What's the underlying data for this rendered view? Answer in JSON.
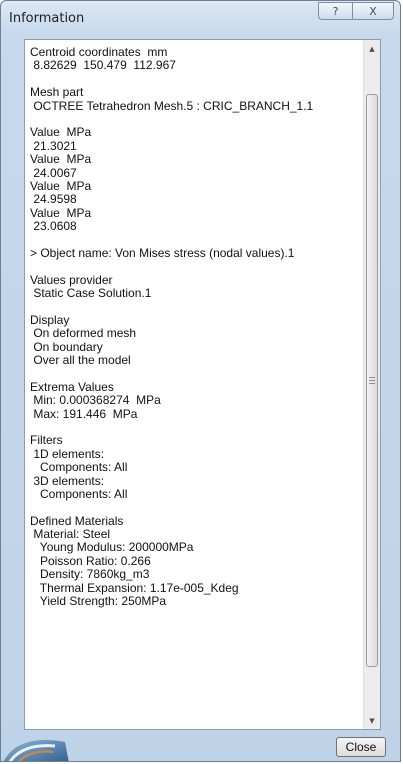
{
  "window": {
    "title": "Information",
    "help_glyph": "?",
    "close_glyph": "X"
  },
  "content": {
    "lines": [
      "Centroid coordinates  mm",
      " 8.82629  150.479  112.967",
      "",
      "Mesh part",
      " OCTREE Tetrahedron Mesh.5 : CRIC_BRANCH_1.1",
      "",
      "Value  MPa",
      " 21.3021",
      "Value  MPa",
      " 24.0067",
      "Value  MPa",
      " 24.9598",
      "Value  MPa",
      " 23.0608",
      "",
      "> Object name: Von Mises stress (nodal values).1",
      "",
      "Values provider",
      " Static Case Solution.1",
      "",
      "Display",
      " On deformed mesh",
      " On boundary",
      " Over all the model",
      "",
      "Extrema Values",
      " Min: 0.000368274  MPa",
      " Max: 191.446  MPa",
      "",
      "Filters",
      " 1D elements:",
      "   Components: All",
      " 3D elements:",
      "   Components: All",
      "",
      "Defined Materials",
      " Material: Steel",
      "   Young Modulus: 200000MPa",
      "   Poisson Ratio: 0.266",
      "   Density: 7860kg_m3",
      "   Thermal Expansion: 1.17e-005_Kdeg",
      "   Yield Strength: 250MPa"
    ]
  },
  "buttons": {
    "close_label": "Close"
  },
  "icons": {
    "help": "help-icon",
    "close": "close-icon",
    "scroll_up": "scroll-up-arrow-icon",
    "scroll_down": "scroll-down-arrow-icon",
    "logo": "app-logo-icon"
  },
  "colors": {
    "window_bg": "#c7d9ec",
    "content_bg": "#ffffff",
    "text": "#111111"
  }
}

━━━━━━━━━━━━━━━━━━━━━━━━━━━━━━

__What to produce__: In the records shown above, how many lines include the word "scroll"? Answer with the number only.

__Expected answer__: 2